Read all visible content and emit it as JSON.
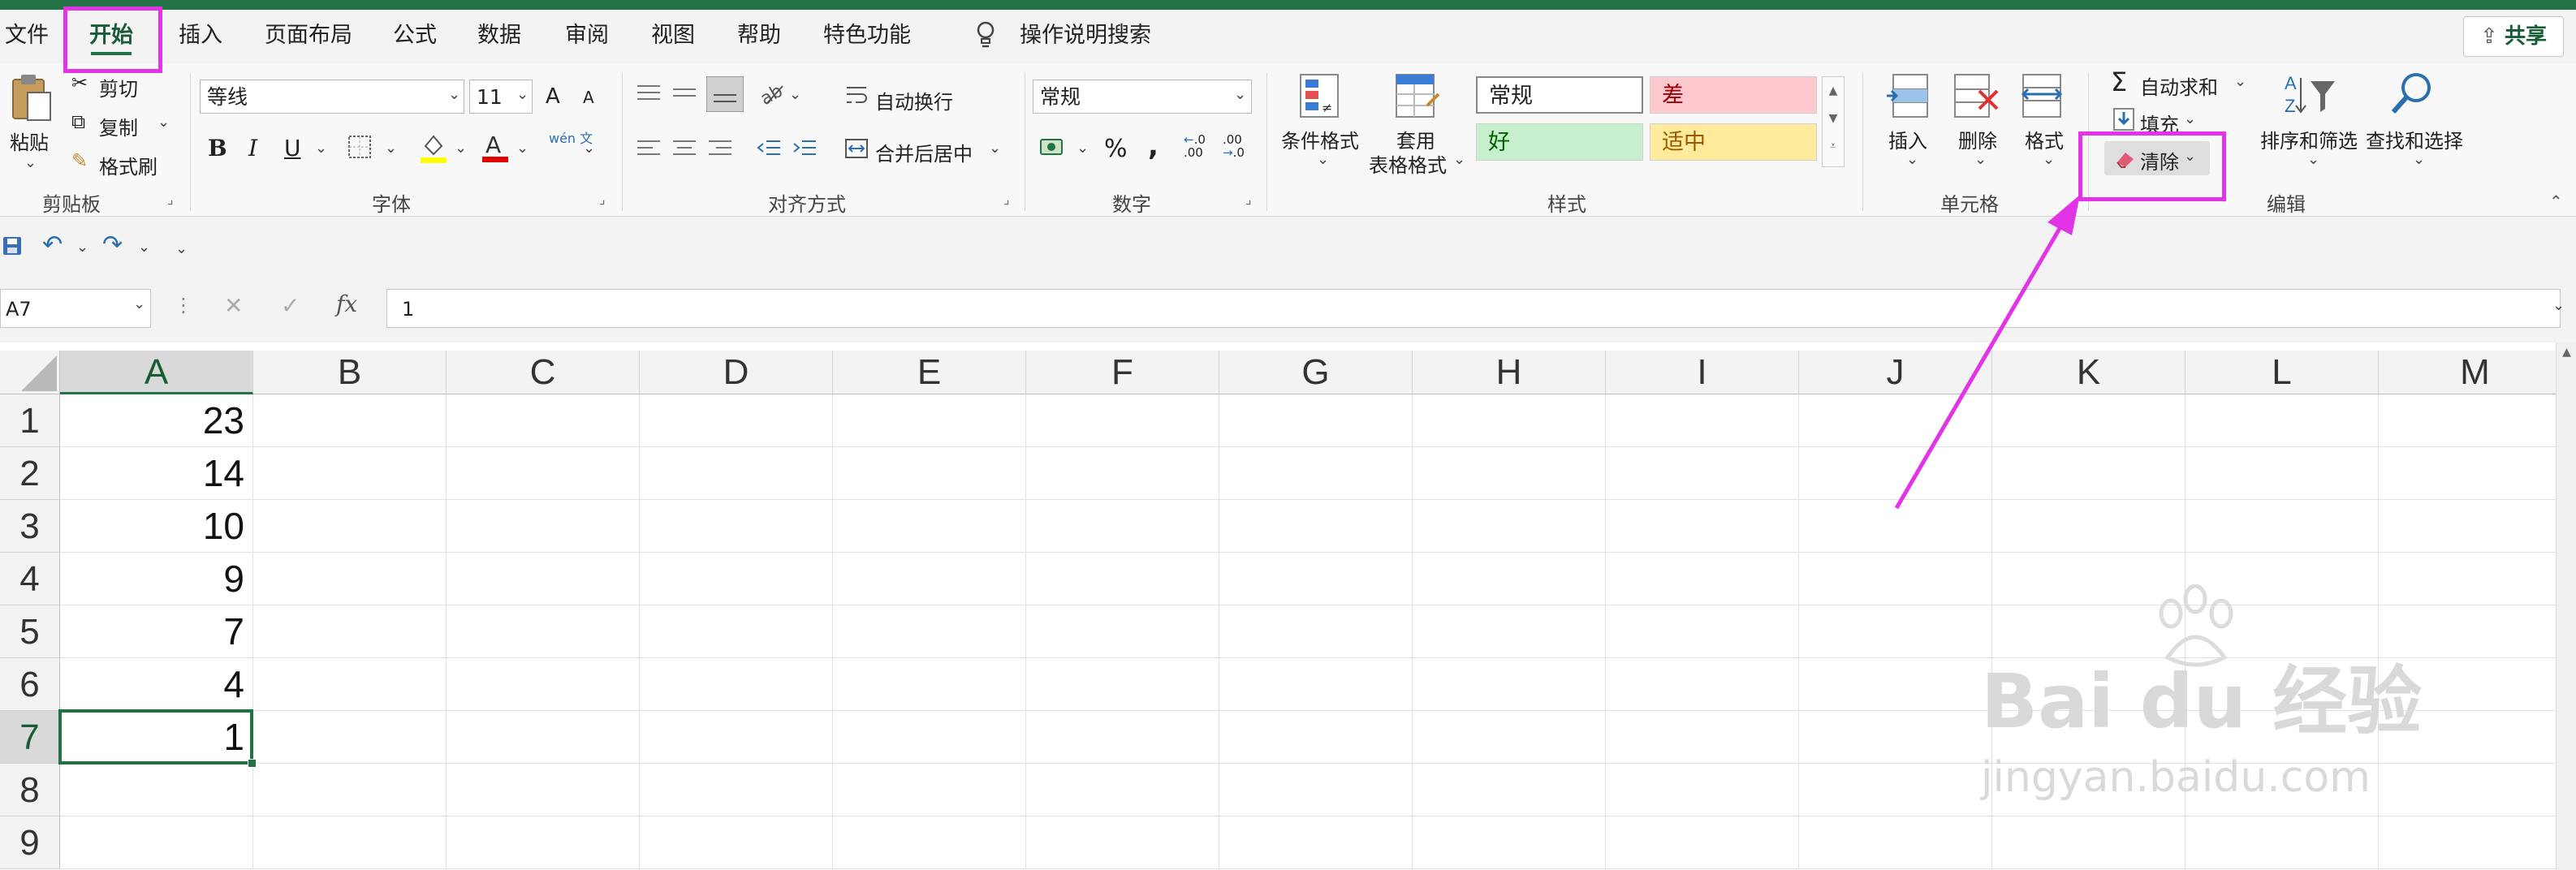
{
  "tabs": [
    "文件",
    "开始",
    "插入",
    "页面布局",
    "公式",
    "数据",
    "审阅",
    "视图",
    "帮助",
    "特色功能"
  ],
  "tell_me": "操作说明搜索",
  "share_label": "共享",
  "clipboard": {
    "paste": "粘贴",
    "cut": "剪切",
    "copy": "复制",
    "format_painter": "格式刷",
    "group": "剪贴板"
  },
  "font": {
    "name": "等线",
    "size": "11",
    "bold": "B",
    "italic": "I",
    "underline": "U",
    "grow": "A",
    "shrink": "A",
    "phonetic": "wén 文",
    "group": "字体"
  },
  "alignment": {
    "wrap": "自动换行",
    "merge": "合并后居中",
    "group": "对齐方式"
  },
  "number": {
    "format": "常规",
    "percent": "%",
    "comma": ",",
    "inc_decimal": ".00",
    "dec_decimal": ".00",
    "group": "数字"
  },
  "styles": {
    "conditional": "条件格式",
    "table_line1": "套用",
    "table_line2": "表格格式",
    "normal": "常规",
    "bad": "差",
    "good": "好",
    "neutral": "适中",
    "group": "样式"
  },
  "cells": {
    "insert": "插入",
    "delete": "删除",
    "format": "格式",
    "group": "单元格"
  },
  "editing": {
    "autosum": "自动求和",
    "fill": "填充",
    "clear": "清除",
    "sort": "排序和筛选",
    "find": "查找和选择",
    "group": "编辑"
  },
  "formula_bar": {
    "name_box": "A7",
    "fx": "fx",
    "value": "1"
  },
  "columns": [
    "A",
    "B",
    "C",
    "D",
    "E",
    "F",
    "G",
    "H",
    "I",
    "J",
    "K",
    "L",
    "M"
  ],
  "rows": [
    "1",
    "2",
    "3",
    "4",
    "5",
    "6",
    "7",
    "8",
    "9"
  ],
  "column_a_values": [
    "23",
    "14",
    "10",
    "9",
    "7",
    "4",
    "1",
    "",
    ""
  ],
  "selected_cell": "A7",
  "watermark": {
    "brand": "Bai du 经验",
    "url": "jingyan.baidu.com"
  },
  "colors": {
    "excel_green": "#217346",
    "highlight": "#e234e6",
    "bad_fill": "#ffc7ce",
    "good_fill": "#c6efce",
    "neutral_fill": "#ffeb9c"
  }
}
• • • • •
Every line above should be returned word for word, with the pictures left behind.

Read all visible content and emit it as JSON.
{
  "tabs": [
    "文件",
    "开始",
    "插入",
    "页面布局",
    "公式",
    "数据",
    "审阅",
    "视图",
    "帮助",
    "特色功能"
  ],
  "tell_me": "操作说明搜索",
  "share_label": "共享",
  "clipboard": {
    "paste": "粘贴",
    "cut": "剪切",
    "copy": "复制",
    "format_painter": "格式刷",
    "group": "剪贴板"
  },
  "font": {
    "name": "等线",
    "size": "11",
    "bold": "B",
    "italic": "I",
    "underline": "U",
    "grow": "A",
    "shrink": "A",
    "phonetic": "wén 文",
    "group": "字体"
  },
  "alignment": {
    "wrap": "自动换行",
    "merge": "合并后居中",
    "group": "对齐方式"
  },
  "number": {
    "format": "常规",
    "percent": "%",
    "comma": ",",
    "inc_decimal": ".00",
    "dec_decimal": ".00",
    "group": "数字"
  },
  "styles": {
    "conditional": "条件格式",
    "table_line1": "套用",
    "table_line2": "表格格式",
    "normal": "常规",
    "bad": "差",
    "good": "好",
    "neutral": "适中",
    "group": "样式"
  },
  "cells": {
    "insert": "插入",
    "delete": "删除",
    "format": "格式",
    "group": "单元格"
  },
  "editing": {
    "autosum": "自动求和",
    "fill": "填充",
    "clear": "清除",
    "sort": "排序和筛选",
    "find": "查找和选择",
    "group": "编辑"
  },
  "formula_bar": {
    "name_box": "A7",
    "fx": "fx",
    "value": "1"
  },
  "columns": [
    "A",
    "B",
    "C",
    "D",
    "E",
    "F",
    "G",
    "H",
    "I",
    "J",
    "K",
    "L",
    "M"
  ],
  "rows": [
    "1",
    "2",
    "3",
    "4",
    "5",
    "6",
    "7",
    "8",
    "9"
  ],
  "column_a_values": [
    "23",
    "14",
    "10",
    "9",
    "7",
    "4",
    "1",
    "",
    ""
  ],
  "selected_cell": "A7",
  "watermark": {
    "brand": "Bai du 经验",
    "url": "jingyan.baidu.com"
  },
  "colors": {
    "excel_green": "#217346",
    "highlight": "#e234e6",
    "bad_fill": "#ffc7ce",
    "good_fill": "#c6efce",
    "neutral_fill": "#ffeb9c"
  }
}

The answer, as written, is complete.